## What you have to do
In the copy, include every entry exactly but none of the pictures.

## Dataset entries
+++

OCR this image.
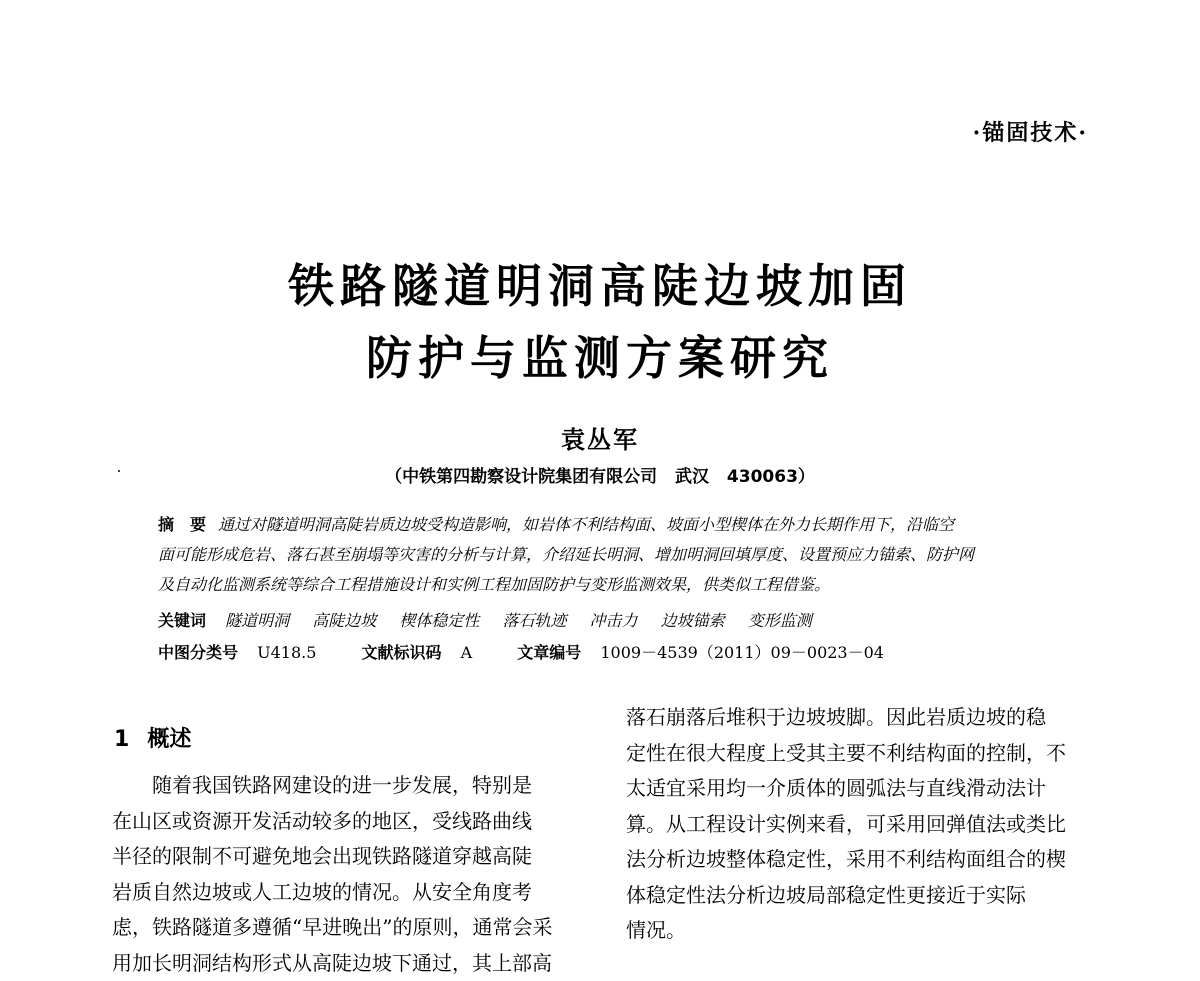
·锚固技术·
铁路隧道明洞高陡边坡加固
防护与监测方案研究
袁丛军
（中铁第四勘察设计院集团有限公司 武汉 430063）
摘　要 通过对隧道明洞高陡岩质边坡受构造影响，如岩体不利结构面、坡面小型楔体在外力长期作用下，沿临空
面可能形成危岩、落石甚至崩塌等灾害的分析与计算，介绍延长明洞、增加明洞回填厚度、设置预应力锚索、防护网
及自动化监测系统等综合工程措施设计和实例工程加固防护与变形监测效果，供类似工程借鉴。
关键词 隧道明洞 高陡边坡 楔体稳定性 落石轨迹 冲击力 边坡锚索 变形监测
中图分类号 U418.5	文献标识码 A	文章编号 1009－4539（2011）09－0023－04
1 概述
随着我国铁路网建设的进一步发展，特别是
在山区或资源开发活动较多的地区，受线路曲线
半径的限制不可避免地会出现铁路隧道穿越高陡
岩质自然边坡或人工边坡的情况。从安全角度考
虑，铁路隧道多遵循“早进晚出”的原则，通常会采
用加长明洞结构形式从高陡边坡下通过，其上部高
落石崩落后堆积于边坡坡脚。因此岩质边坡的稳
定性在很大程度上受其主要不利结构面的控制，不
太适宜采用均一介质体的圆弧法与直线滑动法计
算。从工程设计实例来看，可采用回弹值法或类比
法分析边坡整体稳定性，采用不利结构面组合的楔
体稳定性法分析边坡局部稳定性更接近于实际
情况。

+++

## The result
OCR this image.
·锚固技术·
铁路隧道明洞高陡边坡加固
防护与监测方案研究
袁丛军
（中铁第四勘察设计院集团有限公司 武汉 430063）
摘　要 通过对隧道明洞高陡岩质边坡受构造影响，如岩体不利结构面、坡面小型楔体在外力长期作用下，沿临空
面可能形成危岩、落石甚至崩塌等灾害的分析与计算，介绍延长明洞、增加明洞回填厚度、设置预应力锚索、防护网
及自动化监测系统等综合工程措施设计和实例工程加固防护与变形监测效果，供类似工程借鉴。
关键词 隧道明洞 高陡边坡 楔体稳定性 落石轨迹 冲击力 边坡锚索 变形监测
中图分类号 U418.5	文献标识码 A	文章编号 1009－4539（2011）09－0023－04
1 概述
随着我国铁路网建设的进一步发展，特别是
在山区或资源开发活动较多的地区，受线路曲线
半径的限制不可避免地会出现铁路隧道穿越高陡
岩质自然边坡或人工边坡的情况。从安全角度考
虑，铁路隧道多遵循“早进晚出”的原则，通常会采
用加长明洞结构形式从高陡边坡下通过，其上部高
落石崩落后堆积于边坡坡脚。因此岩质边坡的稳
定性在很大程度上受其主要不利结构面的控制，不
太适宜采用均一介质体的圆弧法与直线滑动法计
算。从工程设计实例来看，可采用回弹值法或类比
法分析边坡整体稳定性，采用不利结构面组合的楔
体稳定性法分析边坡局部稳定性更接近于实际
情况。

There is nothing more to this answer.